**Problem to solve:** Check each line for the string "from" and give only the count of lines that have it.

(Some records)
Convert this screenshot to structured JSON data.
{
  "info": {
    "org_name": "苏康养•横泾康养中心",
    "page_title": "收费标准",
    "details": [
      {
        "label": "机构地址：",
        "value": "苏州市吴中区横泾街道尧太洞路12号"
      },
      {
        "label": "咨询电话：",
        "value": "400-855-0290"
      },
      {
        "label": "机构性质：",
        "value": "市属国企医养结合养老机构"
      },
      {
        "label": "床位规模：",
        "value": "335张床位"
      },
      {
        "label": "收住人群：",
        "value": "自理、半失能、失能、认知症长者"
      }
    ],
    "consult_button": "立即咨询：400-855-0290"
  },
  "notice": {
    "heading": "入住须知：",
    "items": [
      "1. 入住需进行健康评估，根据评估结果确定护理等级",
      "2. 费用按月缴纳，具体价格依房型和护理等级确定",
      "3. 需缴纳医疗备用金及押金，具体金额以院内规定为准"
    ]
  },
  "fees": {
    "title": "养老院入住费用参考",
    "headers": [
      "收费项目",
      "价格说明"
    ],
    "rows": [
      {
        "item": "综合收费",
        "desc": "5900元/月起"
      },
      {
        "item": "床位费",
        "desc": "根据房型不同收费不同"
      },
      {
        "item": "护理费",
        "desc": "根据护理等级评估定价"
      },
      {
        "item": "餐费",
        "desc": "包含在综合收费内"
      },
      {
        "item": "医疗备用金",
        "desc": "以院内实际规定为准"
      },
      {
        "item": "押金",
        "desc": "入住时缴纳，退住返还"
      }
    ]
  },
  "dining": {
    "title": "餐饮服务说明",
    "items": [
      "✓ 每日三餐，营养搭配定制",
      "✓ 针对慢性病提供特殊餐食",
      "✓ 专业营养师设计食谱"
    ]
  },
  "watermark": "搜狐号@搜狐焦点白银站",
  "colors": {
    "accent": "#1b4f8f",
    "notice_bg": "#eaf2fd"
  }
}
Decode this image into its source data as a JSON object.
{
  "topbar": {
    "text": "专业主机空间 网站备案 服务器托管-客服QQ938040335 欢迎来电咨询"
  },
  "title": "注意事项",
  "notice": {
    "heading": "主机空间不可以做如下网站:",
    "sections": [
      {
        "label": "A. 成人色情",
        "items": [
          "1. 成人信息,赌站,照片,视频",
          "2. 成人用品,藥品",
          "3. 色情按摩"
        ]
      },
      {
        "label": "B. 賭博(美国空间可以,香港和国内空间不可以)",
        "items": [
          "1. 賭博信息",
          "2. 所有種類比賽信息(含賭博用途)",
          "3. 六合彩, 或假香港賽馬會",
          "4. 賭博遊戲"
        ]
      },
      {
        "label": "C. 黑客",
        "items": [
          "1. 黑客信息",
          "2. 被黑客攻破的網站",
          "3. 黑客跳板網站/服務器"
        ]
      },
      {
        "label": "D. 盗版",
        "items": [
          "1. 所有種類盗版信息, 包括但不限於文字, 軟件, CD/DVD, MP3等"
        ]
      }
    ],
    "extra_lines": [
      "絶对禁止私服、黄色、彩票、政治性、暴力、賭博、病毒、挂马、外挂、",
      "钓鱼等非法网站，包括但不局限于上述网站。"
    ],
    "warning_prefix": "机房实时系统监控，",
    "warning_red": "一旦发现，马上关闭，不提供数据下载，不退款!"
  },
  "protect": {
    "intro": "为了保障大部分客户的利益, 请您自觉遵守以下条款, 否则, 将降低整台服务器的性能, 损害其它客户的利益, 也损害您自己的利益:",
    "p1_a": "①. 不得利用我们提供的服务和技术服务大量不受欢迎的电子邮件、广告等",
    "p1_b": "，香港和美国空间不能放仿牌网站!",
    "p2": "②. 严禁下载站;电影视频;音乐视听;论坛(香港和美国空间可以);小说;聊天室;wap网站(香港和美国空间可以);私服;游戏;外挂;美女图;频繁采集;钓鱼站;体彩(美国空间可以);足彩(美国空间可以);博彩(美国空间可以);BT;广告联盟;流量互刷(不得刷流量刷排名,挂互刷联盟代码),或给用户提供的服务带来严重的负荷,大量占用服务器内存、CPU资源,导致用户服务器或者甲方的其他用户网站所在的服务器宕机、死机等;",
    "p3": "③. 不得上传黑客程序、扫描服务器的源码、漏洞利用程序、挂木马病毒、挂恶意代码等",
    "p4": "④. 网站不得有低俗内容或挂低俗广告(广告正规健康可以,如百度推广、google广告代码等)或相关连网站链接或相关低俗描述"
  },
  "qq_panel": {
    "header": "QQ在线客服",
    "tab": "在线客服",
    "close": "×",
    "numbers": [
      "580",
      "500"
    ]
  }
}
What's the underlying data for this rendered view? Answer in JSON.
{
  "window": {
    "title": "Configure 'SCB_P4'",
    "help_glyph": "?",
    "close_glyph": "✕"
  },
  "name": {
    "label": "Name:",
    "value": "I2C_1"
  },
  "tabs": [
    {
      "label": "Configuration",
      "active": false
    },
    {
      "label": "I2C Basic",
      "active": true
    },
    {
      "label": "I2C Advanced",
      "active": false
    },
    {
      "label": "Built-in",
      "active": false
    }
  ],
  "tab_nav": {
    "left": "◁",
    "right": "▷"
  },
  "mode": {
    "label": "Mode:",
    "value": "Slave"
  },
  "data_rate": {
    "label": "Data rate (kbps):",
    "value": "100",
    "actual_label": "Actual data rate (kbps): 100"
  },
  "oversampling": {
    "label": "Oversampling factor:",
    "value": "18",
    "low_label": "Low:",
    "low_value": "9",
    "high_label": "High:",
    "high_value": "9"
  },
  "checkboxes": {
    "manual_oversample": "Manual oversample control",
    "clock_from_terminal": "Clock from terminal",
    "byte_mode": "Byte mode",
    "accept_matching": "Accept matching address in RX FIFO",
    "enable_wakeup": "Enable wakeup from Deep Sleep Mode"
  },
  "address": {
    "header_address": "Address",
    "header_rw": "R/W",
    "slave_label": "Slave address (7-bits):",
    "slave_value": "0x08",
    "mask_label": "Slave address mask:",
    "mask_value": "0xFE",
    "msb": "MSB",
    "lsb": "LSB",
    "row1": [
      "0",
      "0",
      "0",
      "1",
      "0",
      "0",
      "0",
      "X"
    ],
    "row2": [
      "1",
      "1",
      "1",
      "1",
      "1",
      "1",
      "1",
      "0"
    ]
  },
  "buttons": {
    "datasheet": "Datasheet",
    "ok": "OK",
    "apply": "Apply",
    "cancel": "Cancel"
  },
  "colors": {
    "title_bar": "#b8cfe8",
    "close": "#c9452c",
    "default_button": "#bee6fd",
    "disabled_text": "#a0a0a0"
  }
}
==
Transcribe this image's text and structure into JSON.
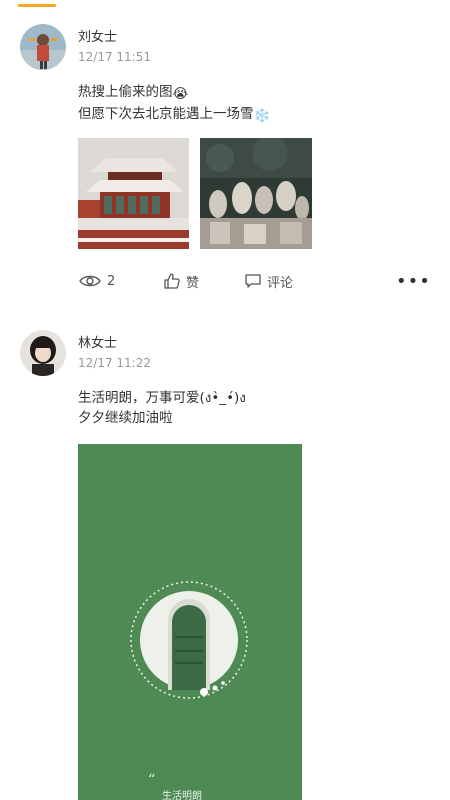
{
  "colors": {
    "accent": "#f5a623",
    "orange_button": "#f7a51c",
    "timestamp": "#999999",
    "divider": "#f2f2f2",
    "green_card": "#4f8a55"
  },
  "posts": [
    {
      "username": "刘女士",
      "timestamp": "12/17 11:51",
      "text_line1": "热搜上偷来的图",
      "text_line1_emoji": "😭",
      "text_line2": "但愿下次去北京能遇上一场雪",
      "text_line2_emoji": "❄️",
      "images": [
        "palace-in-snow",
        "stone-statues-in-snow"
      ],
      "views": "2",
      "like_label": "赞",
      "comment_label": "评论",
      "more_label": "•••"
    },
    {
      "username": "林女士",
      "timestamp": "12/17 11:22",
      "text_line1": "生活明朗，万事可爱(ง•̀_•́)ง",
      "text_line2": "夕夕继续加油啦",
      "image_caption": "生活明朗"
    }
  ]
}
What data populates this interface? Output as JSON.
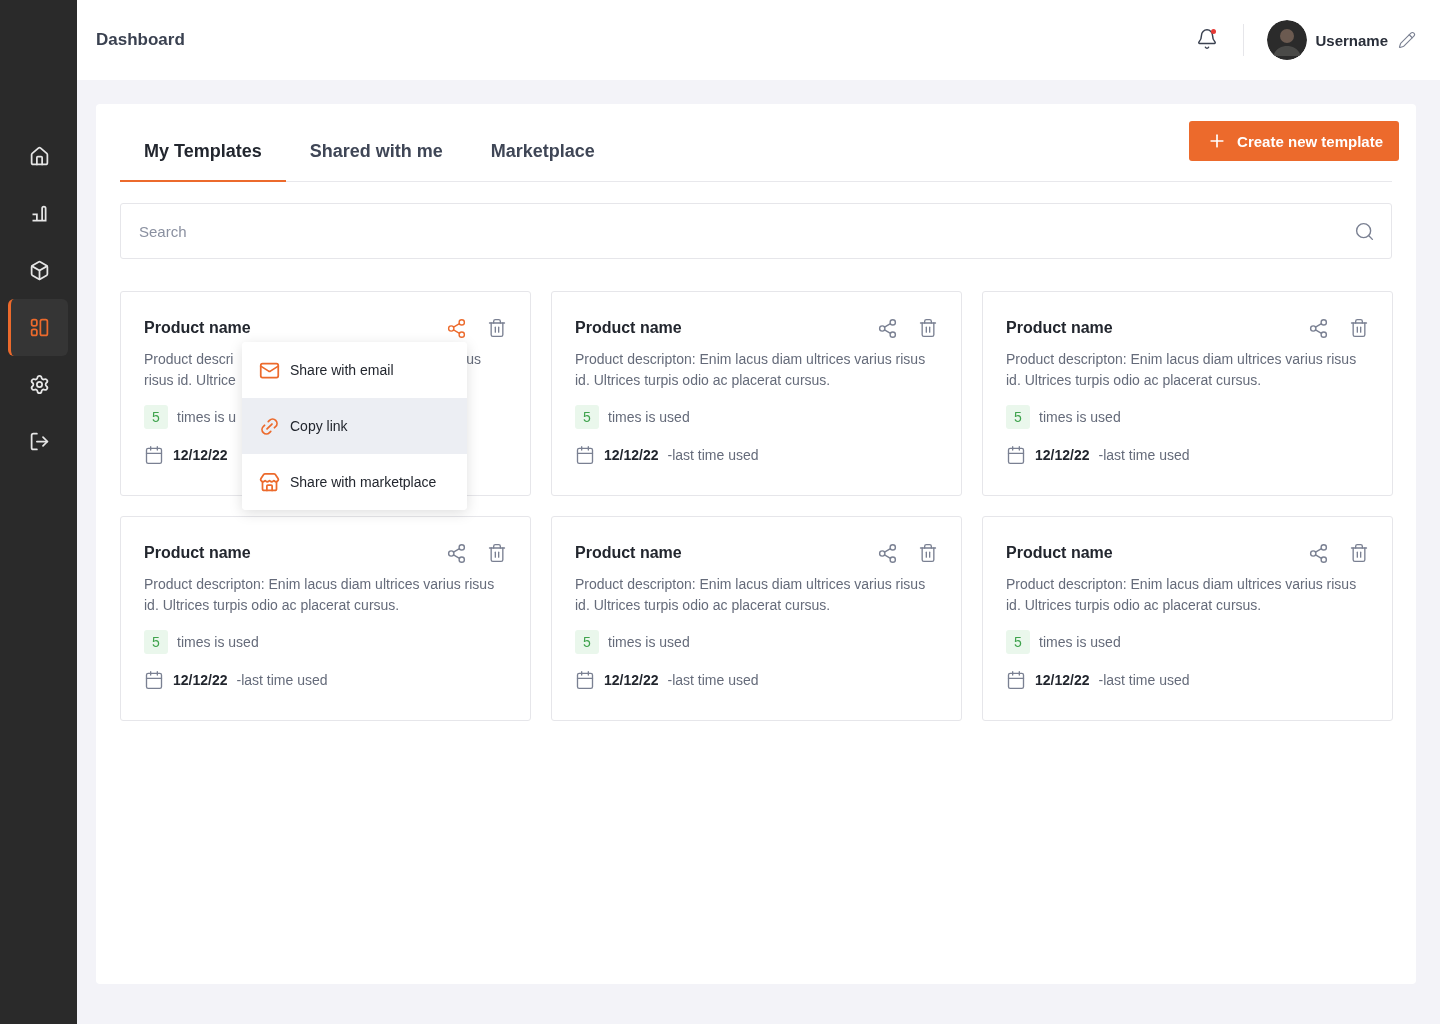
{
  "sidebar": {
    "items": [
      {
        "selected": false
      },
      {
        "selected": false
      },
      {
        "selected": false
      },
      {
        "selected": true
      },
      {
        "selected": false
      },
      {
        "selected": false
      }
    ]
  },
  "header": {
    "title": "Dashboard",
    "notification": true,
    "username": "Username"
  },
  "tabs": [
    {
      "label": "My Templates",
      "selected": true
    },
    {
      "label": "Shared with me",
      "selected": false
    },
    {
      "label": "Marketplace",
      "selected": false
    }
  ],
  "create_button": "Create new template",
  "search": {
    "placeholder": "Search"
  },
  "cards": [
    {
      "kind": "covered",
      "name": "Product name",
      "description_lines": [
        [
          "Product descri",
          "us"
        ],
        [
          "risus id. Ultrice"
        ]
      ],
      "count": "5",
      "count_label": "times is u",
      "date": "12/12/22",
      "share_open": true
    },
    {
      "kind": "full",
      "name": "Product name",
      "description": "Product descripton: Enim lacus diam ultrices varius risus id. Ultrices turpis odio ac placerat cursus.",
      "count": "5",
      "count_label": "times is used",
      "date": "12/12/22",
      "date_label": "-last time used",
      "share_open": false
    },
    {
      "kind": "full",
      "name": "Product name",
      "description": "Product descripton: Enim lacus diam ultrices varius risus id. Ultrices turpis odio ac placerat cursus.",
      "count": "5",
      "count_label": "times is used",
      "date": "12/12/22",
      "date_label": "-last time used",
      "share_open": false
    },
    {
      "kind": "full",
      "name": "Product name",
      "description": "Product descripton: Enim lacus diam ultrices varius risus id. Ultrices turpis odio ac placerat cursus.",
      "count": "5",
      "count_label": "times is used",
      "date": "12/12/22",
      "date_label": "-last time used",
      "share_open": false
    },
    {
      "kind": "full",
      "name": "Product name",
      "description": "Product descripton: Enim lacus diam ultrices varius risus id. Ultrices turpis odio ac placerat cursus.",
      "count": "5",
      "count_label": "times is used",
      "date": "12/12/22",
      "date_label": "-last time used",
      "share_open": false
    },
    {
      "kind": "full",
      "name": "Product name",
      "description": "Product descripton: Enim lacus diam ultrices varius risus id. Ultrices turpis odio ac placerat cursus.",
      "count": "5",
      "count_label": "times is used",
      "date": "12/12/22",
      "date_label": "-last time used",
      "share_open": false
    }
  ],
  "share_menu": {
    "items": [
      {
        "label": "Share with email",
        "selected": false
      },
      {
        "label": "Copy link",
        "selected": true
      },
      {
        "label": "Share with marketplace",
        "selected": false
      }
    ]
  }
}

**Reply to the task:** 2